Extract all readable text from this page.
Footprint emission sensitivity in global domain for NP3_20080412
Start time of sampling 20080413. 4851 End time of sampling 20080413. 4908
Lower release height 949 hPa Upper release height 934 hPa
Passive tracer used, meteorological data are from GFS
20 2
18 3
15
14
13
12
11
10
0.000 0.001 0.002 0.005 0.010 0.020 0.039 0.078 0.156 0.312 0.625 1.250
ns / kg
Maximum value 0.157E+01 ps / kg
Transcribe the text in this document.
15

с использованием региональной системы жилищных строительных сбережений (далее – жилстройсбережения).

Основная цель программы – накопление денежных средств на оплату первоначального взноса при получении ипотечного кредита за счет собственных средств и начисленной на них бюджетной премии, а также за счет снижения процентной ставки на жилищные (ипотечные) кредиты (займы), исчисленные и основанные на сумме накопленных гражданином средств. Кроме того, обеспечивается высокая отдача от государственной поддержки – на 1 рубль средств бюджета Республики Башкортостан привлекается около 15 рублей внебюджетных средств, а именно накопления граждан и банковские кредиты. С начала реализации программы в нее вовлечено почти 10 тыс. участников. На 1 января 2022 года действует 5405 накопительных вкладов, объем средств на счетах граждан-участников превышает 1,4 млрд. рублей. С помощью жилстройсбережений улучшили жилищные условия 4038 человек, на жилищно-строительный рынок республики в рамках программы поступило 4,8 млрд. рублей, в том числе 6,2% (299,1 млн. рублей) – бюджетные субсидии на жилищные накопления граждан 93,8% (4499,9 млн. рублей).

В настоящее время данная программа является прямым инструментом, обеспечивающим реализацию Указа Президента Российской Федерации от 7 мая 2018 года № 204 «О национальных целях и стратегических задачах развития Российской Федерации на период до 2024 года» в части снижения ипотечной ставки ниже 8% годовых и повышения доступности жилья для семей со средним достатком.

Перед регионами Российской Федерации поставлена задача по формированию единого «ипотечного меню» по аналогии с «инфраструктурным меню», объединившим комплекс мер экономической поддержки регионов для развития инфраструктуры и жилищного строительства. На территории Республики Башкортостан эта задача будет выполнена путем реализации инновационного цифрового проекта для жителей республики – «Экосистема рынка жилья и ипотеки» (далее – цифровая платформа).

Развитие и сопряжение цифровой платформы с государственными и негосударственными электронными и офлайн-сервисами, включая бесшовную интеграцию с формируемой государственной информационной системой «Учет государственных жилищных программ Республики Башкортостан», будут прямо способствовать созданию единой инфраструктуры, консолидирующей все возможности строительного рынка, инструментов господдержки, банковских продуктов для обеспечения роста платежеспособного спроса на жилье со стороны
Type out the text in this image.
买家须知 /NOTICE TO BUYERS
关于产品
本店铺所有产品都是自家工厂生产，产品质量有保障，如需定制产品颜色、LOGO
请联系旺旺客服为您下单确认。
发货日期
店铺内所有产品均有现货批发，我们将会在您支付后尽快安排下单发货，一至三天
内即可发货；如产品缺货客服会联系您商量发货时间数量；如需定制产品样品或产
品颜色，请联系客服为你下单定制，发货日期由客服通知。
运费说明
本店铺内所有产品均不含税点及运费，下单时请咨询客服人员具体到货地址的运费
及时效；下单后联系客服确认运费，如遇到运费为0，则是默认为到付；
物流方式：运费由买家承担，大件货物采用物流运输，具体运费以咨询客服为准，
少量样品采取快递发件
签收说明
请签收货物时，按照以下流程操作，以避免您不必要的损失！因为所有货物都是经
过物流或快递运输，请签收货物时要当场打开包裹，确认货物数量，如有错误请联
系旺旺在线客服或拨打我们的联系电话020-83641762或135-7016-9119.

_ _ _ _ _

Directive
Filter the records down to the lines that contain the string "жилищных", and copy those lines.

Expected answer
с использованием региональной системы жилищных строительных сбережений (далее – жилстройсбережения).
Развитие и сопряжение цифровой платформы с государственными и негосударственными электронными и офлайн-сервисами, включая бесшовную интеграцию с формируемой государственной информационной системой «Учет государственных жилищных программ Республики Башкортостан», будут прямо способствовать созданию единой инфраструктуры, консолидирующей все возможности строительного рынка, инструментов господдержки, банковских продуктов для обеспечения роста платежеспособного спроса на жилье со стороны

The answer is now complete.